# Supplied material start
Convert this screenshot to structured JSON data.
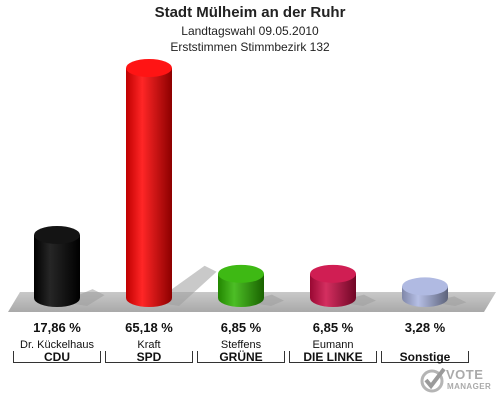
{
  "chart_data": {
    "type": "bar",
    "title": "Stadt Mülheim an der Ruhr",
    "subtitle_1": "Landtagswahl 09.05.2010",
    "subtitle_2": "Erststimmen Stimmbezirk 132",
    "categories": [
      "CDU",
      "SPD",
      "GRÜNE",
      "DIE LINKE",
      "Sonstige"
    ],
    "candidates": [
      "Dr. Kückelhaus",
      "Kraft",
      "Steffens",
      "Eumann",
      ""
    ],
    "values": [
      17.86,
      65.18,
      6.85,
      6.85,
      3.28
    ],
    "value_labels": [
      "17,86 %",
      "65,18 %",
      "6,85 %",
      "6,85 %",
      "3,28 %"
    ],
    "colors": [
      "#000000",
      "#ff0000",
      "#2db300",
      "#cc0a44",
      "#a9b4e0"
    ],
    "ylim": [
      0,
      65.18
    ]
  },
  "logo": {
    "line1": "VOTE",
    "line2": "MANAGER"
  }
}
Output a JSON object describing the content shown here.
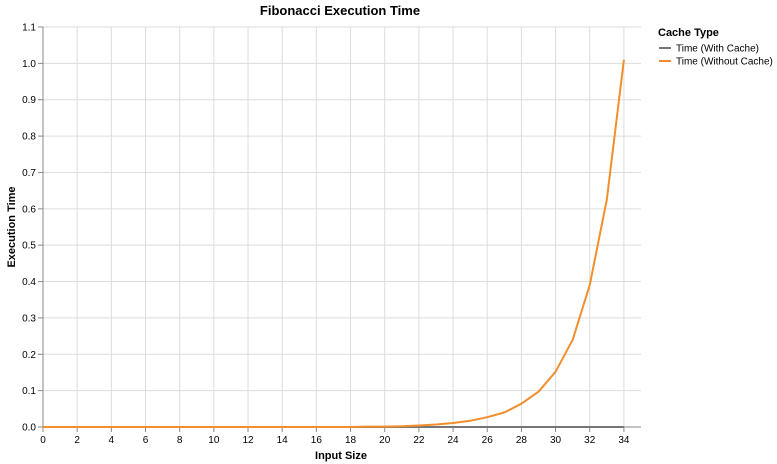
{
  "chart_data": {
    "type": "line",
    "title": "Fibonacci Execution Time",
    "xlabel": "Input Size",
    "ylabel": "Execution Time",
    "xlim": [
      0,
      35
    ],
    "ylim": [
      0,
      1.1
    ],
    "x_ticks": [
      0,
      2,
      4,
      6,
      8,
      10,
      12,
      14,
      16,
      18,
      20,
      22,
      24,
      26,
      28,
      30,
      32,
      34
    ],
    "y_ticks": [
      0,
      0.1,
      0.2,
      0.3,
      0.4,
      0.5,
      0.6,
      0.7,
      0.8,
      0.9,
      1.0,
      1.1
    ],
    "y_tick_labels": [
      "0.0",
      "0.1",
      "0.2",
      "0.3",
      "0.4",
      "0.5",
      "0.6",
      "0.7",
      "0.8",
      "0.9",
      "1.0",
      "1.1"
    ],
    "grid": true,
    "legend_title": "Cache Type",
    "legend_position": "top-right",
    "x": [
      0,
      1,
      2,
      3,
      4,
      5,
      6,
      7,
      8,
      9,
      10,
      11,
      12,
      13,
      14,
      15,
      16,
      17,
      18,
      19,
      20,
      21,
      22,
      23,
      24,
      25,
      26,
      27,
      28,
      29,
      30,
      31,
      32,
      33,
      34
    ],
    "series": [
      {
        "name": "Time (With Cache)",
        "color": "#757575",
        "values": [
          0,
          0,
          0,
          0,
          0,
          0,
          0,
          0,
          0,
          0,
          0,
          0,
          0,
          0,
          0,
          0,
          0,
          0,
          0,
          0,
          0,
          0,
          0,
          0,
          0,
          0,
          0,
          0,
          0,
          0,
          0,
          0,
          0,
          0,
          0
        ]
      },
      {
        "name": "Time (Without Cache)",
        "color": "#f28e2b",
        "values": [
          0,
          0,
          0,
          0,
          0,
          0,
          0,
          0,
          0,
          0,
          0,
          0,
          0,
          0,
          0,
          0,
          0,
          0,
          0,
          0.001,
          0.001,
          0.002,
          0.004,
          0.007,
          0.011,
          0.017,
          0.027,
          0.04,
          0.064,
          0.097,
          0.152,
          0.24,
          0.39,
          0.625,
          1.01
        ]
      }
    ]
  }
}
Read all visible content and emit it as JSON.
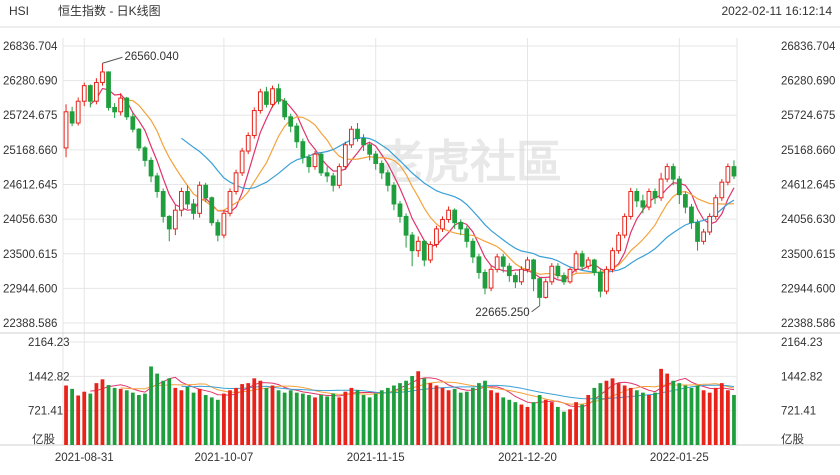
{
  "header": {
    "symbol": "HSI",
    "title": "恒生指数 - 日K线图",
    "timestamp": "2022-02-11 16:12:14"
  },
  "watermark": "老虎社區",
  "colors": {
    "up": "#e8231a",
    "down": "#1f9e3d",
    "ma5": "#e0336a",
    "ma10": "#f4a23b",
    "ma20": "#3aa0d6",
    "grid": "#e6e6e6",
    "axis_text": "#333333"
  },
  "chart_data": {
    "type": "candlestick",
    "title": "恒生指数 - 日K线图",
    "price_axis": {
      "ticks": [
        "26836.704",
        "26280.690",
        "25724.675",
        "25168.660",
        "24612.645",
        "24056.630",
        "23500.615",
        "22944.600",
        "22388.586"
      ],
      "ylim": [
        22388.586,
        26836.704
      ]
    },
    "volume_axis": {
      "ticks": [
        "2164.23",
        "1442.82",
        "721.41"
      ],
      "unit": "亿股",
      "ylim": [
        0,
        2164.23
      ]
    },
    "x_ticks": [
      {
        "label": "2021-08-31",
        "index": 3
      },
      {
        "label": "2021-10-07",
        "index": 26
      },
      {
        "label": "2021-11-15",
        "index": 51
      },
      {
        "label": "2021-12-20",
        "index": 76
      },
      {
        "label": "2022-01-25",
        "index": 101
      }
    ],
    "annotations": [
      {
        "label": "26560.040",
        "index": 6,
        "value": 26560.04,
        "type": "high"
      },
      {
        "label": "22665.250",
        "index": 78,
        "value": 22665.25,
        "type": "low"
      }
    ],
    "moving_averages": [
      "MA5",
      "MA10",
      "MA20"
    ],
    "candles": [
      [
        25200,
        25780,
        25900,
        25050,
        1250
      ],
      [
        25780,
        25600,
        25860,
        25550,
        1180
      ],
      [
        25600,
        25950,
        26010,
        25560,
        1040
      ],
      [
        25950,
        26200,
        26250,
        25870,
        1120
      ],
      [
        26200,
        25950,
        26220,
        25850,
        1080
      ],
      [
        25950,
        26250,
        26320,
        25900,
        1300
      ],
      [
        26250,
        26420,
        26560.04,
        26200,
        1380
      ],
      [
        26420,
        25850,
        26430,
        25800,
        1260
      ],
      [
        25850,
        25780,
        25920,
        25680,
        1200
      ],
      [
        25780,
        26000,
        26080,
        25720,
        1180
      ],
      [
        26000,
        25700,
        26020,
        25650,
        1150
      ],
      [
        25700,
        25500,
        25760,
        25450,
        1100
      ],
      [
        25500,
        25200,
        25520,
        25150,
        1050
      ],
      [
        25200,
        25000,
        25230,
        24900,
        1080
      ],
      [
        25000,
        24750,
        25050,
        24650,
        1650
      ],
      [
        24750,
        24500,
        24800,
        24400,
        1500
      ],
      [
        24500,
        24100,
        24550,
        24000,
        1350
      ],
      [
        24100,
        23900,
        24120,
        23700,
        1400
      ],
      [
        23900,
        24200,
        24280,
        23800,
        1200
      ],
      [
        24200,
        24500,
        24560,
        24100,
        1150
      ],
      [
        24500,
        24300,
        24600,
        24220,
        1220
      ],
      [
        24300,
        24150,
        24380,
        24050,
        1100
      ],
      [
        24150,
        24600,
        24660,
        24080,
        1180
      ],
      [
        24600,
        24400,
        24640,
        24330,
        1050
      ],
      [
        24400,
        24000,
        24420,
        23950,
        1000
      ],
      [
        24000,
        23800,
        24050,
        23700,
        950
      ],
      [
        23800,
        24150,
        24200,
        23750,
        1080
      ],
      [
        24150,
        24500,
        24550,
        24100,
        1150
      ],
      [
        24500,
        24800,
        24850,
        24450,
        1200
      ],
      [
        24800,
        25150,
        25200,
        24750,
        1280
      ],
      [
        25150,
        25400,
        25450,
        25100,
        1300
      ],
      [
        25400,
        25800,
        25850,
        25350,
        1400
      ],
      [
        25800,
        26100,
        26150,
        25750,
        1350
      ],
      [
        26100,
        25900,
        26180,
        25850,
        1200
      ],
      [
        25900,
        26150,
        26200,
        25850,
        1250
      ],
      [
        26150,
        25950,
        26230,
        25900,
        1150
      ],
      [
        25950,
        25700,
        26000,
        25650,
        1100
      ],
      [
        25700,
        25550,
        25750,
        25450,
        1150
      ],
      [
        25550,
        25300,
        25600,
        25200,
        1100
      ],
      [
        25300,
        25050,
        25350,
        24950,
        1080
      ],
      [
        25050,
        24900,
        25100,
        24800,
        1050
      ],
      [
        24900,
        25100,
        25150,
        24850,
        1000
      ],
      [
        25100,
        24800,
        25130,
        24750,
        1050
      ],
      [
        24800,
        24750,
        24900,
        24650,
        1020
      ],
      [
        24750,
        24600,
        24800,
        24500,
        1080
      ],
      [
        24600,
        24900,
        24950,
        24550,
        1000
      ],
      [
        24900,
        25250,
        25300,
        24850,
        1120
      ],
      [
        25250,
        25500,
        25550,
        25200,
        1200
      ],
      [
        25500,
        25350,
        25600,
        25300,
        1150
      ],
      [
        25350,
        25250,
        25420,
        25150,
        1050
      ],
      [
        25250,
        25100,
        25300,
        25000,
        1000
      ],
      [
        25100,
        24950,
        25150,
        24850,
        1080
      ],
      [
        24950,
        24800,
        25000,
        24700,
        1150
      ],
      [
        24800,
        24600,
        24850,
        24500,
        1200
      ],
      [
        24600,
        24300,
        24650,
        24200,
        1250
      ],
      [
        24300,
        24100,
        24350,
        24000,
        1300
      ],
      [
        24100,
        23800,
        24150,
        23600,
        1350
      ],
      [
        23800,
        23550,
        23850,
        23300,
        1450
      ],
      [
        23550,
        23700,
        23780,
        23450,
        1550
      ],
      [
        23700,
        23400,
        23720,
        23300,
        1400
      ],
      [
        23400,
        23650,
        23700,
        23350,
        1300
      ],
      [
        23650,
        23900,
        23950,
        23600,
        1250
      ],
      [
        23900,
        24050,
        24100,
        23850,
        1200
      ],
      [
        24050,
        24200,
        24260,
        24000,
        1150
      ],
      [
        24200,
        24000,
        24230,
        23900,
        1180
      ],
      [
        24000,
        23900,
        24050,
        23800,
        1100
      ],
      [
        23900,
        23700,
        23950,
        23600,
        1120
      ],
      [
        23700,
        23450,
        23750,
        23350,
        1200
      ],
      [
        23450,
        23200,
        23500,
        23100,
        1300
      ],
      [
        23200,
        22950,
        23250,
        22850,
        1350
      ],
      [
        22950,
        23250,
        23300,
        22900,
        1150
      ],
      [
        23250,
        23450,
        23500,
        23200,
        1100
      ],
      [
        23450,
        23300,
        23500,
        23200,
        1000
      ],
      [
        23300,
        23150,
        23350,
        23050,
        950
      ],
      [
        23150,
        23050,
        23200,
        22950,
        900
      ],
      [
        23050,
        23250,
        23300,
        23000,
        850
      ],
      [
        23250,
        23400,
        23450,
        23200,
        800
      ],
      [
        23400,
        23100,
        23420,
        22900,
        900
      ],
      [
        23100,
        22800,
        23120,
        22665.25,
        1050
      ],
      [
        22800,
        23050,
        23100,
        22780,
        950
      ],
      [
        23050,
        23300,
        23350,
        23000,
        900
      ],
      [
        23300,
        23150,
        23350,
        23100,
        800
      ],
      [
        23150,
        23050,
        23200,
        23000,
        700
      ],
      [
        23050,
        23250,
        23280,
        23020,
        750
      ],
      [
        23250,
        23500,
        23550,
        23200,
        900
      ],
      [
        23500,
        23300,
        23550,
        23250,
        850
      ],
      [
        23300,
        23400,
        23450,
        23250,
        1050
      ],
      [
        23400,
        23200,
        23420,
        23150,
        1200
      ],
      [
        23200,
        22900,
        23250,
        22800,
        1300
      ],
      [
        22900,
        23250,
        23300,
        22850,
        1350
      ],
      [
        23250,
        23550,
        23600,
        23200,
        1400
      ],
      [
        23550,
        23800,
        23850,
        23500,
        1300
      ],
      [
        23800,
        24100,
        24150,
        23750,
        1250
      ],
      [
        24100,
        24500,
        24560,
        24050,
        1200
      ],
      [
        24500,
        24350,
        24550,
        24250,
        1150
      ],
      [
        24350,
        24250,
        24450,
        24150,
        1100
      ],
      [
        24250,
        24500,
        24550,
        24200,
        1050
      ],
      [
        24500,
        24400,
        24550,
        24300,
        1100
      ],
      [
        24400,
        24700,
        24800,
        24350,
        1600
      ],
      [
        24700,
        24900,
        24950,
        24650,
        1500
      ],
      [
        24900,
        24700,
        24950,
        24600,
        1350
      ],
      [
        24700,
        24450,
        24750,
        24300,
        1300
      ],
      [
        24450,
        24250,
        24500,
        24150,
        1250
      ],
      [
        24250,
        24000,
        24300,
        23900,
        1200
      ],
      [
        24000,
        23700,
        24050,
        23550,
        1250
      ],
      [
        23700,
        23850,
        23900,
        23650,
        1150
      ],
      [
        23850,
        24100,
        24150,
        23800,
        1100
      ],
      [
        24100,
        24400,
        24450,
        24050,
        1200
      ],
      [
        24400,
        24650,
        24700,
        24350,
        1300
      ],
      [
        24650,
        24900,
        24950,
        24600,
        1150
      ],
      [
        24900,
        24750,
        25000,
        24700,
        1050
      ]
    ]
  }
}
# Supplied material end
- Required task -
Each line that has the word "Execution" should be copied.

- Worked answer -
    "title": "Fibonacci Execution Time",
    "ylabel": "Execution Time",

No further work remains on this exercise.